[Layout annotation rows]

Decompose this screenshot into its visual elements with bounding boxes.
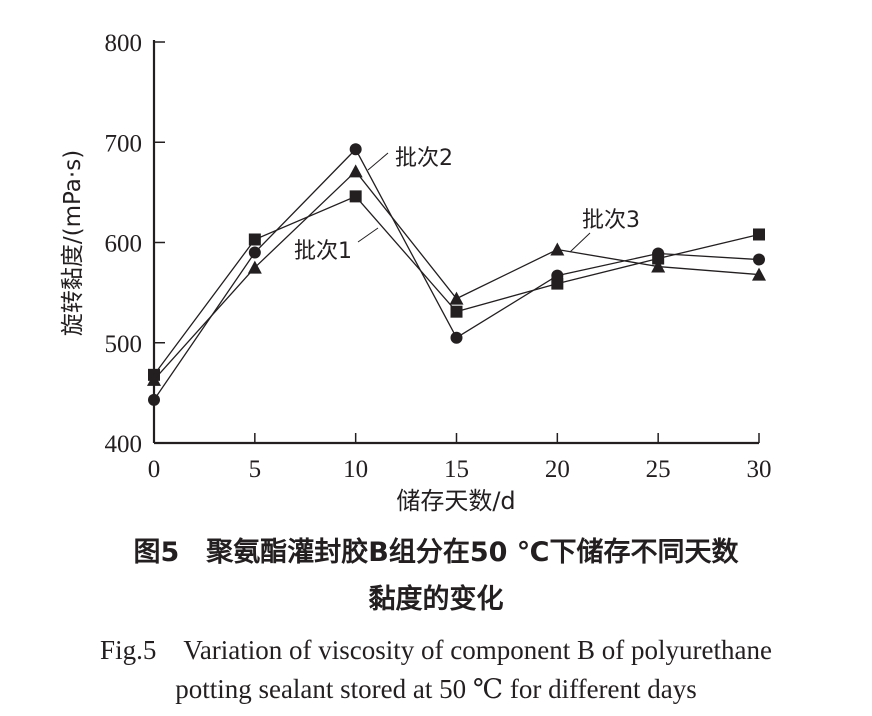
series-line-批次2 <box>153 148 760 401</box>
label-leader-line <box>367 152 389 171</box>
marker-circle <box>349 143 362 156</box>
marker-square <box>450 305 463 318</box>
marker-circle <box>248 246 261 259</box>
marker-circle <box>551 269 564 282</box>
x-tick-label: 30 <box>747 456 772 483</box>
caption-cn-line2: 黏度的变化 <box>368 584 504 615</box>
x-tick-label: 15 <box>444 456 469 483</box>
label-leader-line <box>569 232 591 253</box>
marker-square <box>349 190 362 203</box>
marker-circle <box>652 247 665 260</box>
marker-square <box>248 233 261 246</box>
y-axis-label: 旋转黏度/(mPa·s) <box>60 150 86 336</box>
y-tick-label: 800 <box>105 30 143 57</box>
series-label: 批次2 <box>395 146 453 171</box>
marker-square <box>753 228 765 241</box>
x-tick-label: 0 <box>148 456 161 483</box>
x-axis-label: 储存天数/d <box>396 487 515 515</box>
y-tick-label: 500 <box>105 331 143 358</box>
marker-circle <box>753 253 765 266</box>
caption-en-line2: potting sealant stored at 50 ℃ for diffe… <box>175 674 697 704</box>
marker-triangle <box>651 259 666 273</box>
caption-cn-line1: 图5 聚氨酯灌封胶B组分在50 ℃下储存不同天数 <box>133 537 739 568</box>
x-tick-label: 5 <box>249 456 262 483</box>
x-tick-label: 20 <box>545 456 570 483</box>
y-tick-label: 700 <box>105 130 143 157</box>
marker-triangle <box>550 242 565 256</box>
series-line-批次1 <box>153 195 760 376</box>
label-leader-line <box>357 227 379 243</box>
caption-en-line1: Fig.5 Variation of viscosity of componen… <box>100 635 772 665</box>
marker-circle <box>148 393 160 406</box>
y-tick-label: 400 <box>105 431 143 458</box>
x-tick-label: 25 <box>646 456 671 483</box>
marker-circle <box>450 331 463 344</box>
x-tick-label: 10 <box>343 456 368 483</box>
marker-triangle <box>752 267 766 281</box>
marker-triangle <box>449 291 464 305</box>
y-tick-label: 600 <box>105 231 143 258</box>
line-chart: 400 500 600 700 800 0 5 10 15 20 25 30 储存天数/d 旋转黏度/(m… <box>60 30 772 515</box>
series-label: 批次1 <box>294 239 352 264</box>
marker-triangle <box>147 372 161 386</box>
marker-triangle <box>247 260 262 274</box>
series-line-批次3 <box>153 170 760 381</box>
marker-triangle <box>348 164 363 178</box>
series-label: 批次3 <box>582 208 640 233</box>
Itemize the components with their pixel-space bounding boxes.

Problem requirements: Please write out every row above word for word, leaving the pictures out.

Task result:
Decompose this screenshot into its visual elements with bounding boxes.
series-line-批次2 <box>153 148 760 401</box>
label-leader-line <box>367 152 389 171</box>
marker-circle <box>349 143 362 156</box>
marker-square <box>450 305 463 318</box>
marker-circle <box>248 246 261 259</box>
marker-circle <box>551 269 564 282</box>
x-tick-label: 30 <box>747 456 772 483</box>
caption-cn-line2: 黏度的变化 <box>368 584 504 615</box>
x-tick-label: 15 <box>444 456 469 483</box>
label-leader-line <box>569 232 591 253</box>
marker-square <box>349 190 362 203</box>
marker-circle <box>652 247 665 260</box>
marker-square <box>248 233 261 246</box>
y-axis-label: 旋转黏度/(mPa·s) <box>60 150 86 336</box>
y-tick-label: 800 <box>105 30 143 57</box>
series-label: 批次2 <box>395 146 453 171</box>
marker-square <box>753 228 765 241</box>
x-tick-label: 0 <box>148 456 161 483</box>
x-axis-label: 储存天数/d <box>396 487 515 515</box>
y-tick-label: 500 <box>105 331 143 358</box>
marker-circle <box>753 253 765 266</box>
caption-en-line2: potting sealant stored at 50 ℃ for diffe… <box>175 674 697 704</box>
marker-triangle <box>651 259 666 273</box>
caption-cn-line1: 图5 聚氨酯灌封胶B组分在50 ℃下储存不同天数 <box>133 537 739 568</box>
x-tick-label: 5 <box>249 456 262 483</box>
x-tick-label: 20 <box>545 456 570 483</box>
y-tick-label: 700 <box>105 130 143 157</box>
marker-triangle <box>550 242 565 256</box>
series-line-批次1 <box>153 195 760 376</box>
label-leader-line <box>357 227 379 243</box>
caption-en-line1: Fig.5 Variation of viscosity of componen… <box>100 635 772 665</box>
marker-circle <box>148 393 160 406</box>
y-tick-label: 400 <box>105 431 143 458</box>
x-tick-label: 25 <box>646 456 671 483</box>
marker-circle <box>450 331 463 344</box>
x-tick-label: 10 <box>343 456 368 483</box>
marker-triangle <box>752 267 766 281</box>
marker-triangle <box>449 291 464 305</box>
y-tick-label: 600 <box>105 231 143 258</box>
line-chart: 400 500 600 700 800 0 5 10 15 20 25 30 储存天数/d 旋转黏度/(m… <box>60 30 772 515</box>
series-label: 批次1 <box>294 239 352 264</box>
marker-triangle <box>147 372 161 386</box>
marker-triangle <box>247 260 262 274</box>
series-line-批次3 <box>153 170 760 381</box>
marker-triangle <box>348 164 363 178</box>
series-label: 批次3 <box>582 208 640 233</box>
Itemize the components with their pixel-space bounding boxes.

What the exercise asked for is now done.